Extracts from a graphics dataset
============================================================

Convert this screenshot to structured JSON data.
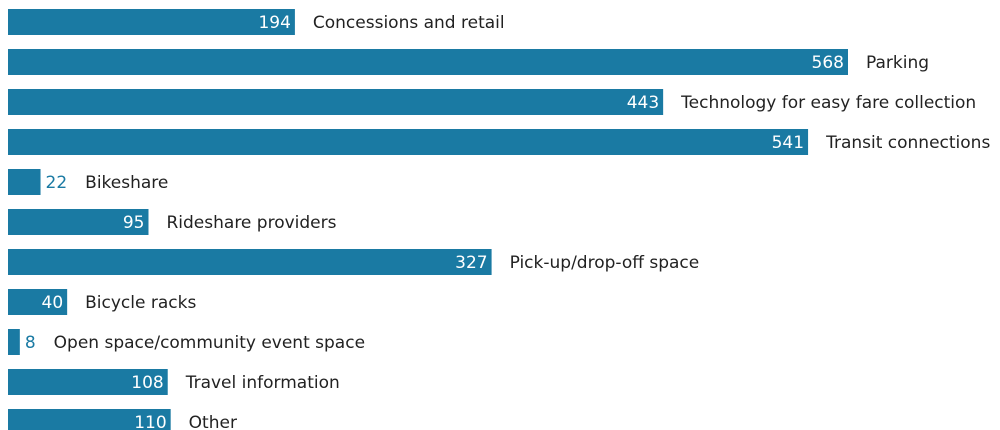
{
  "chart_data": {
    "type": "bar",
    "orientation": "horizontal",
    "color": "#1a7aa3",
    "categories": [
      "Concessions and retail",
      "Parking",
      "Technology for easy fare collection",
      "Transit connections",
      "Bikeshare",
      "Rideshare providers",
      "Pick-up/drop-off space",
      "Bicycle racks",
      "Open space/community event space",
      "Travel information",
      "Other"
    ],
    "values": [
      194,
      568,
      443,
      541,
      22,
      95,
      327,
      40,
      8,
      108,
      110
    ]
  }
}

============================================================

DO THIS: Go over the records above and tally each line that includes "space". Give the total by itself.

RESPONSE: 2